WHAT IS NEEDED:
Reproduce the listing word for word, leaving every picture behind.

STORED ROWS:

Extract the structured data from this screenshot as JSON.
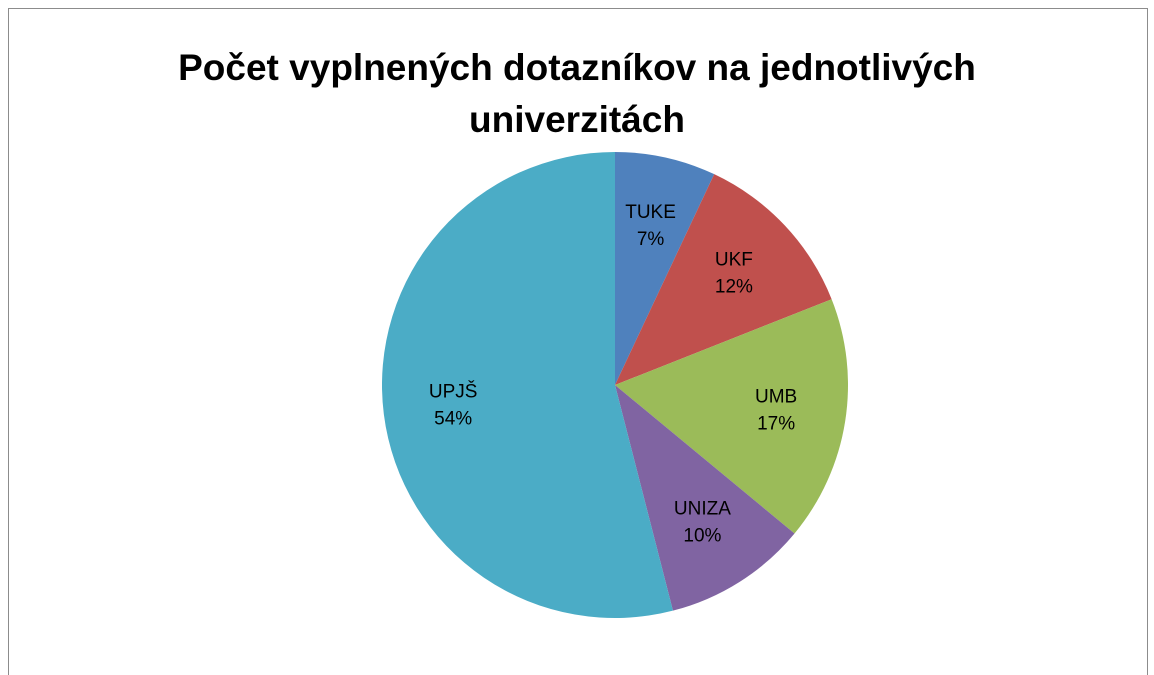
{
  "chart_data": {
    "type": "pie",
    "title": "Počet vyplnených dotazníkov na jednotlivých univerzitách",
    "categories": [
      "TUKE",
      "UKF",
      "UMB",
      "UNIZA",
      "UPJŠ"
    ],
    "values": [
      7,
      12,
      17,
      10,
      54
    ],
    "value_labels": [
      "7%",
      "12%",
      "17%",
      "10%",
      "54%"
    ],
    "colors": [
      "#4f81bd",
      "#c0504d",
      "#9bbb59",
      "#8064a2",
      "#4bacc6"
    ]
  }
}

THE REPLY:
Extract the structured data from this screenshot as JSON.
{
  "chart_data": {
    "type": "pie",
    "title": "Počet vyplnených dotazníkov na jednotlivých univerzitách",
    "categories": [
      "TUKE",
      "UKF",
      "UMB",
      "UNIZA",
      "UPJŠ"
    ],
    "values": [
      7,
      12,
      17,
      10,
      54
    ],
    "value_labels": [
      "7%",
      "12%",
      "17%",
      "10%",
      "54%"
    ],
    "colors": [
      "#4f81bd",
      "#c0504d",
      "#9bbb59",
      "#8064a2",
      "#4bacc6"
    ]
  }
}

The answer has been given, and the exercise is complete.